_REQUIREMENTS_
Pull out the text of every row below and reproduce its lines unchanged, in order. Leave the pictures out.

Annotated element listings
···
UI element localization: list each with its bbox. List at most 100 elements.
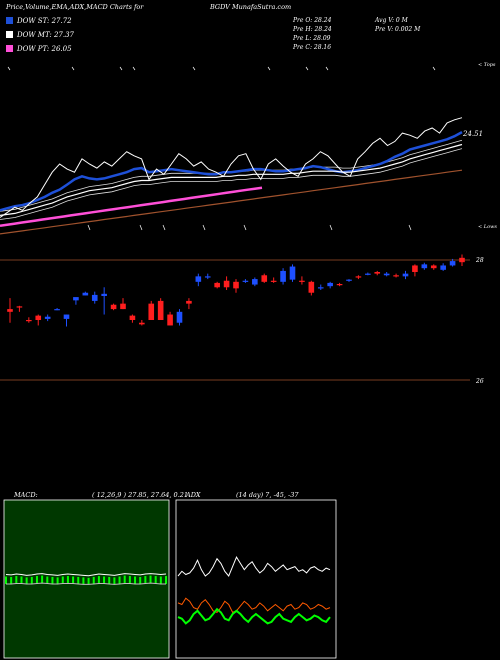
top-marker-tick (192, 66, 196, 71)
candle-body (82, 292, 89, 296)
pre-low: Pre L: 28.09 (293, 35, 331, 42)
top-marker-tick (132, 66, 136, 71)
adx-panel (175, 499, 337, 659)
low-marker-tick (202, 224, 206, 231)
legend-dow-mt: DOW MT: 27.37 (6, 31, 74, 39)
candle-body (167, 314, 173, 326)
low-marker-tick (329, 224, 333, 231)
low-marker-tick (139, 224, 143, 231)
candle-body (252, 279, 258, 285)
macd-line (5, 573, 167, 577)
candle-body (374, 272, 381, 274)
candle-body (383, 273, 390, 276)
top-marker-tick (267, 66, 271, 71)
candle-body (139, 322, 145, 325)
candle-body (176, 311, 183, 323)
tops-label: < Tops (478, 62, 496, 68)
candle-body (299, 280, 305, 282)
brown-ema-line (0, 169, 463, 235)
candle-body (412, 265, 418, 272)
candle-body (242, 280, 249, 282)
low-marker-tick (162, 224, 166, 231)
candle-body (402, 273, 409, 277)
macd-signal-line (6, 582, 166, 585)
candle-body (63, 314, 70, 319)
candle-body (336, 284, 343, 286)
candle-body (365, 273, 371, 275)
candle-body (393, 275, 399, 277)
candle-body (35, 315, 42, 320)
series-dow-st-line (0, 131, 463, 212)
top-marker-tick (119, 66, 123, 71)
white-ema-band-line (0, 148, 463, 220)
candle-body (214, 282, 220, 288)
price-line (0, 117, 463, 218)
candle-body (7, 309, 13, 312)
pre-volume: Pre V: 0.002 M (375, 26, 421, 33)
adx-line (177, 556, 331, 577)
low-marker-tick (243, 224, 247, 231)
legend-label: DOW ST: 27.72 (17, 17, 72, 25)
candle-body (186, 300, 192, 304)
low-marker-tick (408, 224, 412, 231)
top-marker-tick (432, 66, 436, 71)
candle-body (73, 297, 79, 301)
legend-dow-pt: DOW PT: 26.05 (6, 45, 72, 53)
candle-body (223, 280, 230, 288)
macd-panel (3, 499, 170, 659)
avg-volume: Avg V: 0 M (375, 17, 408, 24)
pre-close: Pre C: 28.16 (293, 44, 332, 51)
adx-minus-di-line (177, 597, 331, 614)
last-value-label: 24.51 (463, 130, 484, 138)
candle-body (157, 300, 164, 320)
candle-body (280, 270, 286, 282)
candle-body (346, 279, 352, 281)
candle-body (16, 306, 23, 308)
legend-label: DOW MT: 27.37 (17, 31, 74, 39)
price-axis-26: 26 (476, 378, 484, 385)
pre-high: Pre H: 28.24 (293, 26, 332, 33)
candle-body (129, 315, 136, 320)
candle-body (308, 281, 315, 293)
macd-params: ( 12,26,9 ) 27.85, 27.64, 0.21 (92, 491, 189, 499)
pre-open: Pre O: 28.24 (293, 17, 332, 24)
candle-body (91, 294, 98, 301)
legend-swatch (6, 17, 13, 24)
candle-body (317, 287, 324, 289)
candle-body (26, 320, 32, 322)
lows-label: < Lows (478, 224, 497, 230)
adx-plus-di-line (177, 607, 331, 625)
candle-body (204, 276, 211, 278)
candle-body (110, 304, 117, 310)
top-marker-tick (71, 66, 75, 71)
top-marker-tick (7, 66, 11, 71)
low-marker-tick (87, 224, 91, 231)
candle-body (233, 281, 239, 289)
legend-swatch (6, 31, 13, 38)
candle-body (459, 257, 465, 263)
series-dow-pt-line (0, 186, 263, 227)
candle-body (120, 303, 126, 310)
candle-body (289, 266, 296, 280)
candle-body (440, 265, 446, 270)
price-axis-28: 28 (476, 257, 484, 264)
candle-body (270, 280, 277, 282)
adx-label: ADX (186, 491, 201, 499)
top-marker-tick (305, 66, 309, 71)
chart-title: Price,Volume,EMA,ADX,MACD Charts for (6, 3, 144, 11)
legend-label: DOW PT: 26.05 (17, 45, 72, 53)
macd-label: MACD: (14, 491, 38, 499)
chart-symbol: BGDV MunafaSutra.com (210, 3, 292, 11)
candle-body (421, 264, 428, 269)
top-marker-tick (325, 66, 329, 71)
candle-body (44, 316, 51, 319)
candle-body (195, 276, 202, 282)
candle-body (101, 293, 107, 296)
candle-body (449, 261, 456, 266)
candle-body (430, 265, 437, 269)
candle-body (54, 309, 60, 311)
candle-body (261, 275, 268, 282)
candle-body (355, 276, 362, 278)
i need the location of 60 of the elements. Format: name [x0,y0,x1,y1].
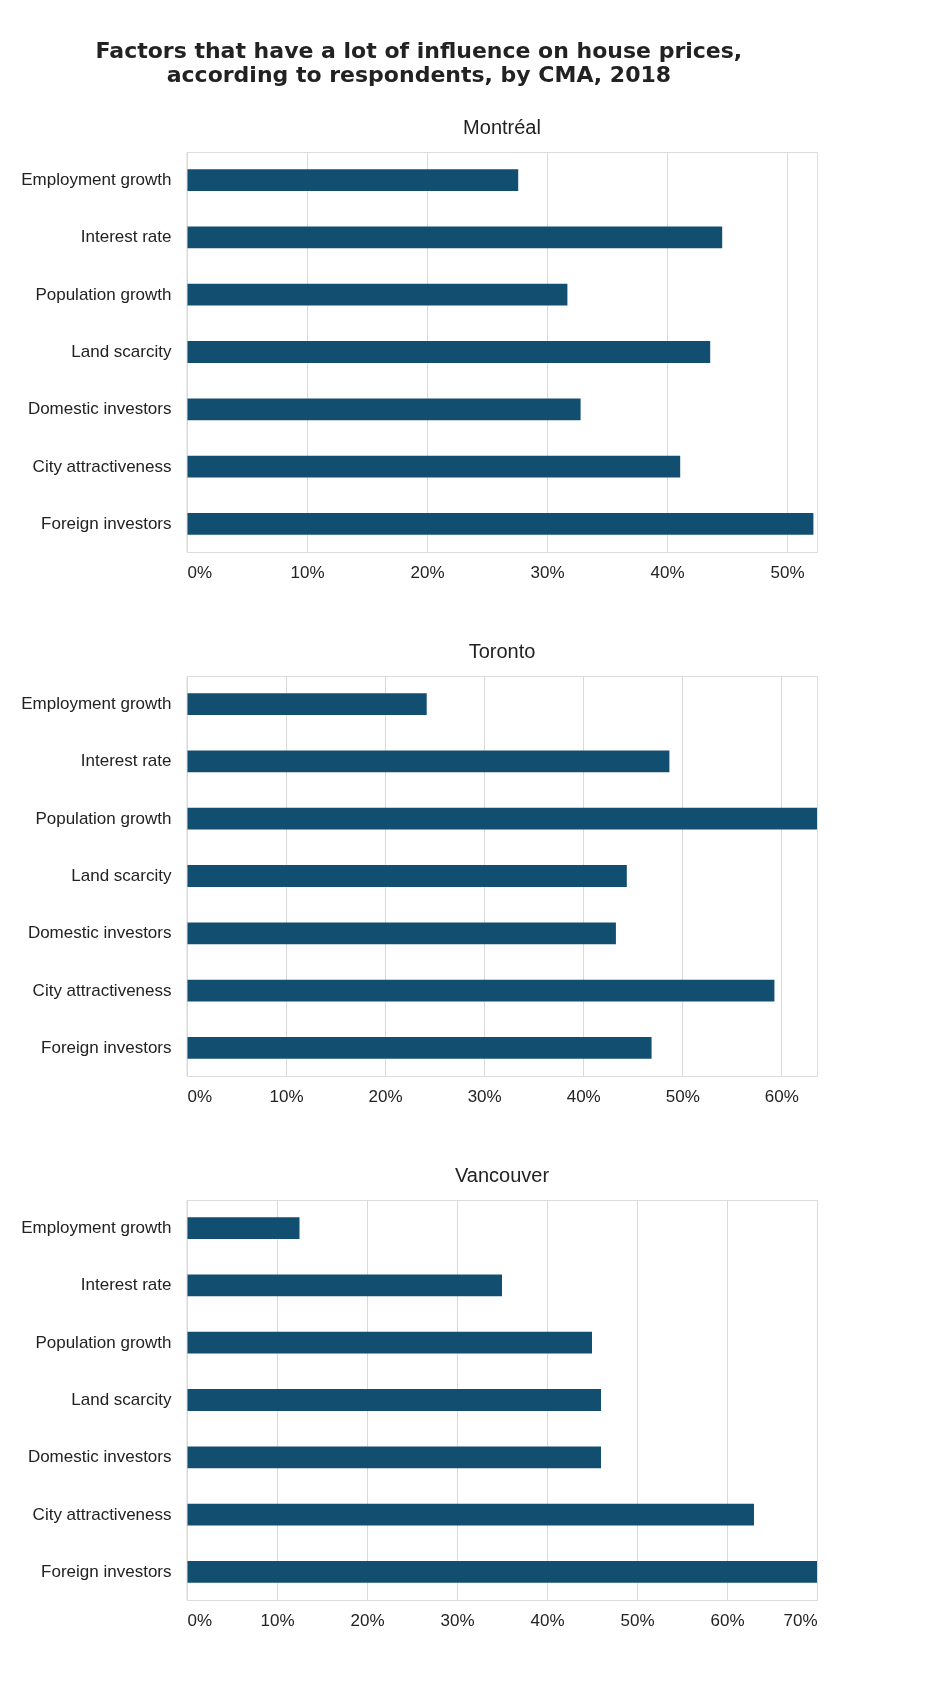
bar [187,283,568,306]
···
_FINISHED TASK_
UI element localization: list each with its bbox. List at most 100 elements.
top-marker-tick (192, 66, 196, 71)
candle-body (82, 292, 89, 296)
pre-low: Pre L: 28.09 (293, 35, 331, 42)
top-marker-tick (132, 66, 136, 71)
adx-panel (175, 499, 337, 659)
low-marker-tick (202, 224, 206, 231)
legend-dow-mt: DOW MT: 27.37 (6, 31, 74, 39)
candle-body (167, 314, 173, 326)
low-marker-tick (329, 224, 333, 231)
low-marker-tick (139, 224, 143, 231)
candle-body (252, 279, 258, 285)
macd-line (5, 573, 167, 577)
candle-body (374, 272, 381, 274)
candle-body (383, 273, 390, 276)
top-marker-tick (267, 66, 271, 71)
candle-body (139, 322, 145, 325)
candle-body (176, 311, 183, 323)
tops-label: < Tops (478, 62, 496, 68)
candle-body (299, 280, 305, 282)
brown-ema-line (0, 169, 463, 235)
candle-body (412, 265, 418, 272)
candle-body (242, 280, 249, 282)
low-marker-tick (162, 224, 166, 231)
candle-body (402, 273, 409, 277)
macd-signal-line (6, 582, 166, 585)
candle-body (63, 314, 70, 319)
candle-body (336, 284, 343, 286)
candle-body (365, 273, 371, 275)
candle-body (393, 275, 399, 277)
candle-body (35, 315, 42, 320)
series-dow-st-line (0, 131, 463, 212)
top-marker-tick (119, 66, 123, 71)
white-ema-band-line (0, 148, 463, 220)
candle-body (214, 282, 220, 288)
price-line (0, 117, 463, 218)
candle-body (7, 309, 13, 312)
pre-volume: Pre V: 0.002 M (375, 26, 421, 33)
adx-line (177, 556, 331, 577)
low-marker-tick (243, 224, 247, 231)
legend-label: DOW ST: 27.72 (17, 17, 72, 25)
candle-body (186, 300, 192, 304)
low-marker-tick (408, 224, 412, 231)
top-marker-tick (432, 66, 436, 71)
candle-body (73, 297, 79, 301)
legend-dow-pt: DOW PT: 26.05 (6, 45, 72, 53)
candle-body (223, 280, 230, 288)
macd-panel (3, 499, 170, 659)
avg-volume: Avg V: 0 M (375, 17, 408, 24)
pre-close: Pre C: 28.16 (293, 44, 332, 51)
adx-minus-di-line (177, 597, 331, 614)
last-value-label: 24.51 (463, 130, 484, 138)
candle-body (157, 300, 164, 320)
candle-body (280, 270, 286, 282)
candle-body (346, 279, 352, 281)
candle-body (16, 306, 23, 308)
legend-label: DOW MT: 27.37 (17, 31, 74, 39)
price-axis-26: 26 (476, 378, 484, 385)
pre-high: Pre H: 28.24 (293, 26, 332, 33)
candle-body (129, 315, 136, 320)
candle-body (308, 281, 315, 293)
macd-params: ( 12,26,9 ) 27.85, 27.64, 0.21 (92, 491, 189, 499)
pre-open: Pre O: 28.24 (293, 17, 332, 24)
candle-body (91, 294, 98, 301)
legend-swatch (6, 17, 13, 24)
candle-body (317, 287, 324, 289)
candle-body (26, 320, 32, 322)
lows-label: < Lows (478, 224, 497, 230)
adx-plus-di-line (177, 607, 331, 625)
candle-body (204, 276, 211, 278)
candle-body (110, 304, 117, 310)
top-marker-tick (71, 66, 75, 71)
top-marker-tick (7, 66, 11, 71)
low-marker-tick (87, 224, 91, 231)
candle-body (233, 281, 239, 289)
legend-swatch (6, 31, 13, 38)
candle-body (459, 257, 465, 263)
series-dow-pt-line (0, 186, 263, 227)
candle-body (120, 303, 126, 310)
candle-body (289, 266, 296, 280)
candle-body (440, 265, 446, 270)
price-axis-28: 28 (476, 257, 484, 264)
candle-body (270, 280, 277, 282)
adx-label: ADX (186, 491, 201, 499)
top-marker-tick (305, 66, 309, 71)
chart-title: Price,Volume,EMA,ADX,MACD Charts for (6, 3, 144, 11)
legend-label: DOW PT: 26.05 (17, 45, 72, 53)
macd-label: MACD: (14, 491, 38, 499)
chart-symbol: BGDV MunafaSutra.com (210, 3, 292, 11)
candle-body (421, 264, 428, 269)
top-marker-tick (325, 66, 329, 71)
candle-body (44, 316, 51, 319)
candle-body (195, 276, 202, 282)
candle-body (101, 293, 107, 296)
candle-body (449, 261, 456, 266)
candle-body (430, 265, 437, 269)
candle-body (54, 309, 60, 311)
candle-body (261, 275, 268, 282)
candle-body (355, 276, 362, 278)
i need the location of 60 of the elements. Format: name [x0,y0,x1,y1].
bar [187,283,568,306]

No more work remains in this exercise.